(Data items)
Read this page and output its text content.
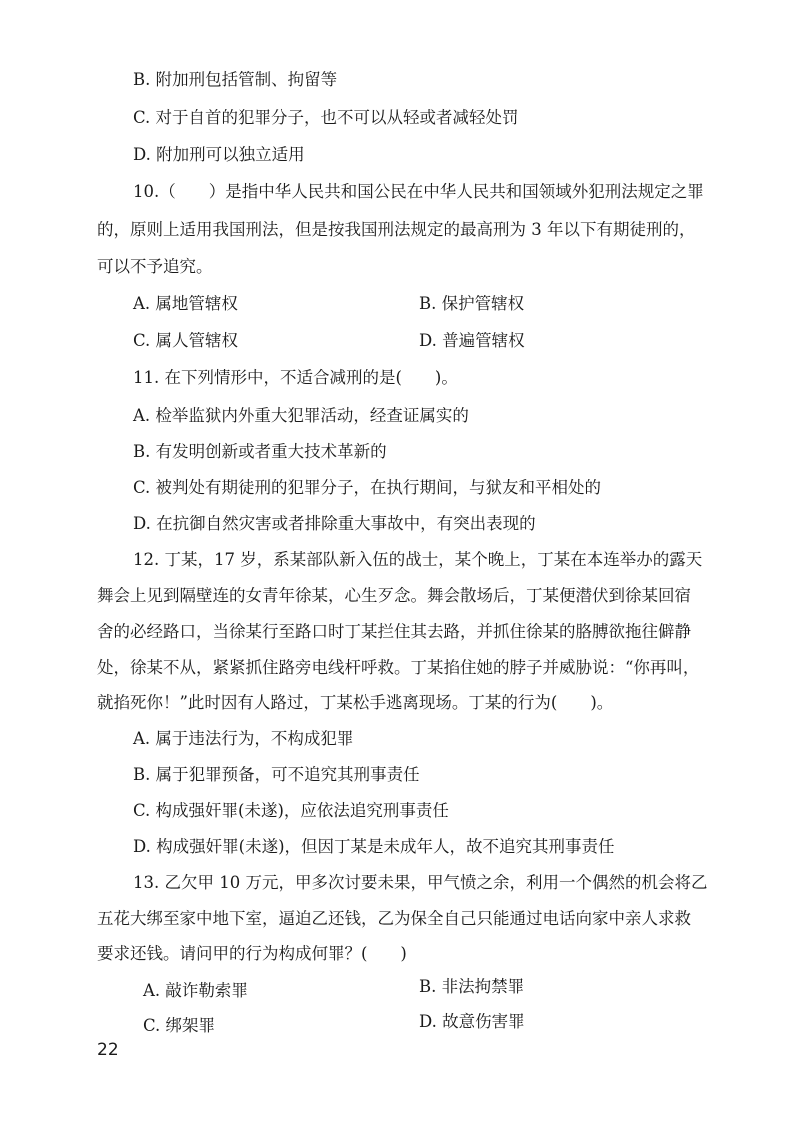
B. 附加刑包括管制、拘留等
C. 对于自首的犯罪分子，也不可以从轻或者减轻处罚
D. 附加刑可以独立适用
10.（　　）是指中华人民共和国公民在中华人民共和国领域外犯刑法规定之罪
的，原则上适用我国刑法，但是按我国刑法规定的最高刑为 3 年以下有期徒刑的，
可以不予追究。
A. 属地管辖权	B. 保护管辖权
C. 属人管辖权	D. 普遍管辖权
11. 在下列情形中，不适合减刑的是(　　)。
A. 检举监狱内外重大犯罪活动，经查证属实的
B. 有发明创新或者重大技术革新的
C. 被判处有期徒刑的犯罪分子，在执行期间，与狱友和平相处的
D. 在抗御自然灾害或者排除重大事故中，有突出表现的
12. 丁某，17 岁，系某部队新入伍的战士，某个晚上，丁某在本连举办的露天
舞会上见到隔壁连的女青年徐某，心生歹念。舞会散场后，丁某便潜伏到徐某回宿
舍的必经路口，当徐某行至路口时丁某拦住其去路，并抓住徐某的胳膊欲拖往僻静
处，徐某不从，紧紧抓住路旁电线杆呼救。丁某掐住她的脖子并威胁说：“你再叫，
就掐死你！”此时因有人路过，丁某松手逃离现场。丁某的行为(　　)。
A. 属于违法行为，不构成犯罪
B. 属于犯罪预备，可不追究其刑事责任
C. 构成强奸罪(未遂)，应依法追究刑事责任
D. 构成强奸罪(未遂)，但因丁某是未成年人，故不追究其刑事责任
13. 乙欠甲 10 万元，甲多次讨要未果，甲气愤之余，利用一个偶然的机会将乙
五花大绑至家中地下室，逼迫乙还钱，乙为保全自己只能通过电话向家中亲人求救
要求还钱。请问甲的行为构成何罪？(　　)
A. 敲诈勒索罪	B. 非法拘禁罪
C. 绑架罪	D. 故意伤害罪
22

Set task
Copy out every line from the records that has the word "构成强奸罪".

Written solution
C. 构成强奸罪(未遂)，应依法追究刑事责任
D. 构成强奸罪(未遂)，但因丁某是未成年人，故不追究其刑事责任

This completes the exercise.